# [Goal]
Count the lines below that contain the word "background". Give only the number.

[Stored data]
------------
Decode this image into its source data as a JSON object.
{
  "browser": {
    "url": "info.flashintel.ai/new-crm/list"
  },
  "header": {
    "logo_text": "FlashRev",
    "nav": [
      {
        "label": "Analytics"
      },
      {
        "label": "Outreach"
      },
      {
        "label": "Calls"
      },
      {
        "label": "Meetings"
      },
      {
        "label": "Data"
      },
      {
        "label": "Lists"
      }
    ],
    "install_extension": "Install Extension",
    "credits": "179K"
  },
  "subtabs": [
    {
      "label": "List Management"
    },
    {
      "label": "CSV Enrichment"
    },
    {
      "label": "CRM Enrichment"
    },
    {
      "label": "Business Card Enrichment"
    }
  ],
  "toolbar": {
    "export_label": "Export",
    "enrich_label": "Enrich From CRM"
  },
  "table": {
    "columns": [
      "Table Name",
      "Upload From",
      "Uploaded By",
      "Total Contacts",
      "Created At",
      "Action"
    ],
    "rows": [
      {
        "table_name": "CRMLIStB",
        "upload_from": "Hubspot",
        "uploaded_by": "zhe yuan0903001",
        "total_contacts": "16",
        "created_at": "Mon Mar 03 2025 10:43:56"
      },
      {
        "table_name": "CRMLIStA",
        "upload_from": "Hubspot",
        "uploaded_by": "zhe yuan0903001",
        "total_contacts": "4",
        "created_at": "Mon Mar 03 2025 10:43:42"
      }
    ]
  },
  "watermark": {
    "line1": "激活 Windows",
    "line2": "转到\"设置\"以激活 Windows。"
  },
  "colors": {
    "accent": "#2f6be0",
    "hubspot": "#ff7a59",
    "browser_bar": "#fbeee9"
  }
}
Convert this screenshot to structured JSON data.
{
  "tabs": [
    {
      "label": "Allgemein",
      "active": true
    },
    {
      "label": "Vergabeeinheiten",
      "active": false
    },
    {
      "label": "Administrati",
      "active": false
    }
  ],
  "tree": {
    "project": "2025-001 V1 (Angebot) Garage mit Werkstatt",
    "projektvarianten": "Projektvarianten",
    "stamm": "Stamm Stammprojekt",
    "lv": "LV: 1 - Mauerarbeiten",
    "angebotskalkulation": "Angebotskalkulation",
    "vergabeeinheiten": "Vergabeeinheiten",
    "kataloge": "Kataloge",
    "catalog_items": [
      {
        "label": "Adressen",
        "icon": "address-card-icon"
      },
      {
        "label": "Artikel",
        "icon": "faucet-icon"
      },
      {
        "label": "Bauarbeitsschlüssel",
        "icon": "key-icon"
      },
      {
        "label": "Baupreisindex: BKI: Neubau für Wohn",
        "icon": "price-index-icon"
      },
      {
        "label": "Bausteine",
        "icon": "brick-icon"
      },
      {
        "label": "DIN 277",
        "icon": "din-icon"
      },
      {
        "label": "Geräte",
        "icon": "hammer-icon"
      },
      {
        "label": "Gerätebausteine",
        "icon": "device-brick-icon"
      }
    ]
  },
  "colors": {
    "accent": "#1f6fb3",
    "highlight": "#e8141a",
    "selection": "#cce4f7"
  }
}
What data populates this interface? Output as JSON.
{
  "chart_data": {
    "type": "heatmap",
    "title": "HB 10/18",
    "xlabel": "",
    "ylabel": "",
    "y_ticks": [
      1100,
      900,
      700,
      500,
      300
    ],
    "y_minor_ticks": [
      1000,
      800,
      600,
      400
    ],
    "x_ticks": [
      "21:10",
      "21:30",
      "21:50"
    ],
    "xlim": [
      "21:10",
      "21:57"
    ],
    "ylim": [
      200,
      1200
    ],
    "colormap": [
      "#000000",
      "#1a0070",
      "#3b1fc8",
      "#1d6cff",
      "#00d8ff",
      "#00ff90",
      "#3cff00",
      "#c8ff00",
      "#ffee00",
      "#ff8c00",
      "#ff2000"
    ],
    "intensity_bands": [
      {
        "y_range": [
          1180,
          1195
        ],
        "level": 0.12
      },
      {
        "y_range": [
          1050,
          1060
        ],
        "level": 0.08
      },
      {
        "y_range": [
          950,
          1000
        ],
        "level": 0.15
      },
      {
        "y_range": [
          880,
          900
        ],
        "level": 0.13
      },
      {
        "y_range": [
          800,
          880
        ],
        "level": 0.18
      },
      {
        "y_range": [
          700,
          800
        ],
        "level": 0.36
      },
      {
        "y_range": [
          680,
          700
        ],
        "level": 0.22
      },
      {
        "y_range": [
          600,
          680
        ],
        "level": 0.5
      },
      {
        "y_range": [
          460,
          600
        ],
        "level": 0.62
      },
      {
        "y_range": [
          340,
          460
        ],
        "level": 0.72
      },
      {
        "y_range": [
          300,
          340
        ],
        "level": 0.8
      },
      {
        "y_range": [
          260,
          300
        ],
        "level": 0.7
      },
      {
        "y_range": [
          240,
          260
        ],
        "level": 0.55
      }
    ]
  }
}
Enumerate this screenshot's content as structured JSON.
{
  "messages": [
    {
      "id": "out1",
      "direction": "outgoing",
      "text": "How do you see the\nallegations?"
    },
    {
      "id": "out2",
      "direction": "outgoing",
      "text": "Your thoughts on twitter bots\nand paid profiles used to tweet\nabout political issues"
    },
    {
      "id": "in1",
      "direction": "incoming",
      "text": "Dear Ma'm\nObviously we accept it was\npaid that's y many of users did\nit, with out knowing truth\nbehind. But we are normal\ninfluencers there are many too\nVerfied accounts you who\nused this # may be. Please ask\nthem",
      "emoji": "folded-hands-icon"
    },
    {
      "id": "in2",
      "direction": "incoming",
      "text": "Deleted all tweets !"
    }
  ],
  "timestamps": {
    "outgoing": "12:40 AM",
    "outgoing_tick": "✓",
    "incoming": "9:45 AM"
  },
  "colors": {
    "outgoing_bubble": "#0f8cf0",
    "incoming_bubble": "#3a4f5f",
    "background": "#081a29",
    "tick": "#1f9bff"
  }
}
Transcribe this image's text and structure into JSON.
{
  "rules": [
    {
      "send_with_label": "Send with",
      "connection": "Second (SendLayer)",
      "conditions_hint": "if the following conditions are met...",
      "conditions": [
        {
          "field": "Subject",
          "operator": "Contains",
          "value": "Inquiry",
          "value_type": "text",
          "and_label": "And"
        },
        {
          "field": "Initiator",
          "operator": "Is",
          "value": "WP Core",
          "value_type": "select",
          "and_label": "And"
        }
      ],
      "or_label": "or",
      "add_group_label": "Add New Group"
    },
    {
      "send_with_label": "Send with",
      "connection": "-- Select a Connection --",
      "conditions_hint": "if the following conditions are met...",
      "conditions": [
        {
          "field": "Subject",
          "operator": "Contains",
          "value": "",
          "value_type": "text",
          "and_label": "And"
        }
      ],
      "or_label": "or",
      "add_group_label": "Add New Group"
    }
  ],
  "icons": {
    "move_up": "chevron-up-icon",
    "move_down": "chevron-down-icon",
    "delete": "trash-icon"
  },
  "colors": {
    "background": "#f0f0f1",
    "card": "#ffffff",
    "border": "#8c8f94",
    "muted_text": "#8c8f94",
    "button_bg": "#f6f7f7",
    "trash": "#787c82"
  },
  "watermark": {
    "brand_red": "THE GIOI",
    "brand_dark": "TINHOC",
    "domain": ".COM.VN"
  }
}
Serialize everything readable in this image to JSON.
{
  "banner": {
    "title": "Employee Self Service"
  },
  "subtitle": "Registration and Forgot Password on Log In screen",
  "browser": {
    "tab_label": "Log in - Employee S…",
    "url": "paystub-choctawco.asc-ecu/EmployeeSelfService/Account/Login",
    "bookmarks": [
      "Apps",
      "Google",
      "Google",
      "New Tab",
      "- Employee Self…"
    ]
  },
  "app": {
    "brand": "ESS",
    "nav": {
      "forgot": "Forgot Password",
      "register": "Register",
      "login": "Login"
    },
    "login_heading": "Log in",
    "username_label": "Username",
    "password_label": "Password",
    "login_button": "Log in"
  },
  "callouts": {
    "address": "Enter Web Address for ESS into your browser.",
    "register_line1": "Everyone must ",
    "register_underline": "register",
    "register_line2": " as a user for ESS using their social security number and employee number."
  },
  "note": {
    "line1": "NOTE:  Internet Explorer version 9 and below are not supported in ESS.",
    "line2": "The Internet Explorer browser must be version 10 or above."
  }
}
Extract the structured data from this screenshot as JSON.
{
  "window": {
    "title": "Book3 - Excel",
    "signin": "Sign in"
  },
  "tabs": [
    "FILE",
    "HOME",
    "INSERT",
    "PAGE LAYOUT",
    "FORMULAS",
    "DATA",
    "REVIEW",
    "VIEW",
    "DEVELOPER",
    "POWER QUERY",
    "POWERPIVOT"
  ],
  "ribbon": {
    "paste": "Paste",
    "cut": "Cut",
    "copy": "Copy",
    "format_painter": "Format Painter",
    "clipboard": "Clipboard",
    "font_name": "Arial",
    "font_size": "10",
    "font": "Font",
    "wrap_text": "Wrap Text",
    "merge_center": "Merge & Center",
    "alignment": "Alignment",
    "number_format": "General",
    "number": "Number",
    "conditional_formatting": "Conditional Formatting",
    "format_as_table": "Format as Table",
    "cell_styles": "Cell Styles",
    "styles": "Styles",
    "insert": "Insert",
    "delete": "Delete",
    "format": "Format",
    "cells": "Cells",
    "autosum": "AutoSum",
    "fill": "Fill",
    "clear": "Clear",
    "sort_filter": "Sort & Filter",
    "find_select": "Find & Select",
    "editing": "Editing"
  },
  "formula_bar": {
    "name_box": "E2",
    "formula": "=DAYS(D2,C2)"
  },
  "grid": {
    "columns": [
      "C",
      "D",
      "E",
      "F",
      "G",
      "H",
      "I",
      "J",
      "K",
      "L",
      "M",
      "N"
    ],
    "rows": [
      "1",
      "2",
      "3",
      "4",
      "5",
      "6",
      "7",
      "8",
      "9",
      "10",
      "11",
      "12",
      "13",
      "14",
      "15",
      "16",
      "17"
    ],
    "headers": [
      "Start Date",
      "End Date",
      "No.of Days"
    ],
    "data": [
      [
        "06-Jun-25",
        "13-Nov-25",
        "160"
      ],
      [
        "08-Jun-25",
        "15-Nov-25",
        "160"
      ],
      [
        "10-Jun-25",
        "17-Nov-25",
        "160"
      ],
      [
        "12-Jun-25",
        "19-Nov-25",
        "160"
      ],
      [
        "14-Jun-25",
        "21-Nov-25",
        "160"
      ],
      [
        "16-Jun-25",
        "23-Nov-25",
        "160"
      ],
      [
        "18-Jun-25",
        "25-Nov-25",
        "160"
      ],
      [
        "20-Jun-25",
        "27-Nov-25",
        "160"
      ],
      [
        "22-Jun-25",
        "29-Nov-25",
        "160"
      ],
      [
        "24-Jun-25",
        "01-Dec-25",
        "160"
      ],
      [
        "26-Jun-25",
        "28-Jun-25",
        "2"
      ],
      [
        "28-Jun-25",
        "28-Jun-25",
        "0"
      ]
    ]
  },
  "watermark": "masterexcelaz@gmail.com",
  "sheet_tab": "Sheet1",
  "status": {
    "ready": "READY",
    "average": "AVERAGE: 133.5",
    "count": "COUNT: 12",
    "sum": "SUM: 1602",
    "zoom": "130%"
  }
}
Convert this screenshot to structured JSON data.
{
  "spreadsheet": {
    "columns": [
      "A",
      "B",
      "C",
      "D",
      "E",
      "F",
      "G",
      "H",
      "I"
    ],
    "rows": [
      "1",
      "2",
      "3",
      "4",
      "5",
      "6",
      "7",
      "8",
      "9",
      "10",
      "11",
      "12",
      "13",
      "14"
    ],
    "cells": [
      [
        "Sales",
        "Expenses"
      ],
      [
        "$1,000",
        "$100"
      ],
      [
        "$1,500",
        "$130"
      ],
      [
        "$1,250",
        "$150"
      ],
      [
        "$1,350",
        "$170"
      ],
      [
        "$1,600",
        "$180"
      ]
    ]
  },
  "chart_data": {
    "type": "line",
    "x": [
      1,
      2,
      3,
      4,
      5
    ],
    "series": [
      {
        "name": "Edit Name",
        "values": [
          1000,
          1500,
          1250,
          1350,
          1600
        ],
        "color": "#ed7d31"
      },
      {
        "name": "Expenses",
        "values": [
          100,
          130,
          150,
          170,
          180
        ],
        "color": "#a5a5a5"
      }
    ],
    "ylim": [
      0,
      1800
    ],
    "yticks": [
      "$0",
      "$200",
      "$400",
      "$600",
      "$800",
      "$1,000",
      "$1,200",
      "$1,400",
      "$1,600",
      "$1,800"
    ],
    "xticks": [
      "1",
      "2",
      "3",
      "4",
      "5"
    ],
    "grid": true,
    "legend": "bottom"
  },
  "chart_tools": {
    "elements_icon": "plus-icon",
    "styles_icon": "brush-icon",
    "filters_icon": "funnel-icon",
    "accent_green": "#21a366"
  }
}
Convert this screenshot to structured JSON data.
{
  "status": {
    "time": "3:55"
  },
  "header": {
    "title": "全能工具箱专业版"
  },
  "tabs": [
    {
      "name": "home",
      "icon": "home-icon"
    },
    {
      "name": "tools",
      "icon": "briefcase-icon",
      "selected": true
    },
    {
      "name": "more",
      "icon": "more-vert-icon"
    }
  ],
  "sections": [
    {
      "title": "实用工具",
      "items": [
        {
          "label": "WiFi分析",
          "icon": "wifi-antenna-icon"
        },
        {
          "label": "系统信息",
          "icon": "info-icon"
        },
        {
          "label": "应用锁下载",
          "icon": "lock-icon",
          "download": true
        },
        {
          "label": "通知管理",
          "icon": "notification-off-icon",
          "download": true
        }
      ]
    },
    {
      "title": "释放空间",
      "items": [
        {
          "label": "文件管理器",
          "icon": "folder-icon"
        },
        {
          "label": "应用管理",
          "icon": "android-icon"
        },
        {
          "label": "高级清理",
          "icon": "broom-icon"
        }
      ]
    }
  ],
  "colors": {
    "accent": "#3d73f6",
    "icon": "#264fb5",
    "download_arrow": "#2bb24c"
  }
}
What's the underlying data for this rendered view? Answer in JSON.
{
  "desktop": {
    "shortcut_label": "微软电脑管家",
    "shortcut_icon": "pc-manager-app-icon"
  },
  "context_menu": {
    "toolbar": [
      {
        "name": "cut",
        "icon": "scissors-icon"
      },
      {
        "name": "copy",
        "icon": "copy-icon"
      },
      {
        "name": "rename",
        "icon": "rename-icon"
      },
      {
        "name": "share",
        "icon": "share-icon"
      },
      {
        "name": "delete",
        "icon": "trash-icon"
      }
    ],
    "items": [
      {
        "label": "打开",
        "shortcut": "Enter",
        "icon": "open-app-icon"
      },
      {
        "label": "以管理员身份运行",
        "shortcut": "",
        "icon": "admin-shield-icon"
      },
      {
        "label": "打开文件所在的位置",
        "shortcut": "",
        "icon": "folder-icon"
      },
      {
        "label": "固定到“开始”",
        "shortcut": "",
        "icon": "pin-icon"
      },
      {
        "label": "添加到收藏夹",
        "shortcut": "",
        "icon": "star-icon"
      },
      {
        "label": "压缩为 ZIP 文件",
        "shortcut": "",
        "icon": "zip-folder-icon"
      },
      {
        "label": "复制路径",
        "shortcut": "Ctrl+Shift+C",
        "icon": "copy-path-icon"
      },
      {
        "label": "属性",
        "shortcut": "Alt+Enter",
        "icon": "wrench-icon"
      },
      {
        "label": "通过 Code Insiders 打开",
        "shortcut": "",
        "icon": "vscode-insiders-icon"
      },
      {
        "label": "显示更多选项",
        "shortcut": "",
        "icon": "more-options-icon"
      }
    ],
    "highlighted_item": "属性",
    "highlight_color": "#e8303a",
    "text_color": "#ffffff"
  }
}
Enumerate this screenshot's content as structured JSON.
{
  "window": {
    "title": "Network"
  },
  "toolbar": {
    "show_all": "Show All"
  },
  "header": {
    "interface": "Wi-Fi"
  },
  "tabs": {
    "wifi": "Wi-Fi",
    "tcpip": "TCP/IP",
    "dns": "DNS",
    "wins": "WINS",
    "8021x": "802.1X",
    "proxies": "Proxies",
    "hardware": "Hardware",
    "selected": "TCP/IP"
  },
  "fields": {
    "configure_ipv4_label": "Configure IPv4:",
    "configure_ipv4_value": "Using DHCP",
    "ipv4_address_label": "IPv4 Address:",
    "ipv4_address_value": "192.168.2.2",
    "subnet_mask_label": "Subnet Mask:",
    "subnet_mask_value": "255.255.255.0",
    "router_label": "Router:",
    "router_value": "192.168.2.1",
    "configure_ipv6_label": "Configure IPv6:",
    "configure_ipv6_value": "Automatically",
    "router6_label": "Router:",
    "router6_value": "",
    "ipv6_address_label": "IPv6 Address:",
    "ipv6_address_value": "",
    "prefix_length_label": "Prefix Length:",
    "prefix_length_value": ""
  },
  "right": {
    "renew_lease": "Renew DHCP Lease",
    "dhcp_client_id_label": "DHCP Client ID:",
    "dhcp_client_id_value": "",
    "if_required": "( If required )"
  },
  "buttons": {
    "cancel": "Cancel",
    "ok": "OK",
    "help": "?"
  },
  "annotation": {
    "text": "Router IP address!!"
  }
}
------------
# [In response]
2